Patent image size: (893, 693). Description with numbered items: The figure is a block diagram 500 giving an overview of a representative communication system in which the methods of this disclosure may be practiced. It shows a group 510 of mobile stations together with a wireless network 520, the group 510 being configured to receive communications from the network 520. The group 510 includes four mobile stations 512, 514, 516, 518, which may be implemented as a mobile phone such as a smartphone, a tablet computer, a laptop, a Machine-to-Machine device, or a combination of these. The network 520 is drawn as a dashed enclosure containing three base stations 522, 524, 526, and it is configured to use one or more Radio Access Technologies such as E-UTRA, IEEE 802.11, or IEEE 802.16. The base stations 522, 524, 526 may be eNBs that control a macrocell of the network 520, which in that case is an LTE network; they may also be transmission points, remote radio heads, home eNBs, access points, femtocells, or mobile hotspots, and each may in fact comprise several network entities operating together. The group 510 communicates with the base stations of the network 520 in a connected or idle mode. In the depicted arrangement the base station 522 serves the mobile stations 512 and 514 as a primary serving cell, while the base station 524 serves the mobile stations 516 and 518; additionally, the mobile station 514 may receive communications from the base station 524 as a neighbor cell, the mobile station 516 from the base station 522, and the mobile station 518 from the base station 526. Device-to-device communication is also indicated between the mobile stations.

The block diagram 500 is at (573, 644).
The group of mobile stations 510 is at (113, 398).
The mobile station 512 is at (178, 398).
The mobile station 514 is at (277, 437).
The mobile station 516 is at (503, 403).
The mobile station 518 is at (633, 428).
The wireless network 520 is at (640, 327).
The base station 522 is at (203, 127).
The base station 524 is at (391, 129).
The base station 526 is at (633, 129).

--------

▶ _Your objective_: Please repeat each of the records above word for word, with every line unchanged and in the same order.

▶ _Answer to the problem_:
Patent image size: (893, 693). Description with numbered items: The figure is a block diagram 500 giving an overview of a representative communication system in which the methods of this disclosure may be practiced. It shows a group 510 of mobile stations together with a wireless network 520, the group 510 being configured to receive communications from the network 520. The group 510 includes four mobile stations 512, 514, 516, 518, which may be implemented as a mobile phone such as a smartphone, a tablet computer, a laptop, a Machine-to-Machine device, or a combination of these. The network 520 is drawn as a dashed enclosure containing three base stations 522, 524, 526, and it is configured to use one or more Radio Access Technologies such as E-UTRA, IEEE 802.11, or IEEE 802.16. The base stations 522, 524, 526 may be eNBs that control a macrocell of the network 520, which in that case is an LTE network; they may also be transmission points, remote radio heads, home eNBs, access points, femtocells, or mobile hotspots, and each may in fact comprise several network entities operating together. The group 510 communicates with the base stations of the network 520 in a connected or idle mode. In the depicted arrangement the base station 522 serves the mobile stations 512 and 514 as a primary serving cell, while the base station 524 serves the mobile stations 516 and 518; additionally, the mobile station 514 may receive communications from the base station 524 as a neighbor cell, the mobile station 516 from the base station 522, and the mobile station 518 from the base station 526. Device-to-device communication is also indicated between the mobile stations.

The block diagram 500 is at (573, 644).
The group of mobile stations 510 is at (113, 398).
The mobile station 512 is at (178, 398).
The mobile station 514 is at (277, 437).
The mobile station 516 is at (503, 403).
The mobile station 518 is at (633, 428).
The wireless network 520 is at (640, 327).
The base station 522 is at (203, 127).
The base station 524 is at (391, 129).
The base station 526 is at (633, 129).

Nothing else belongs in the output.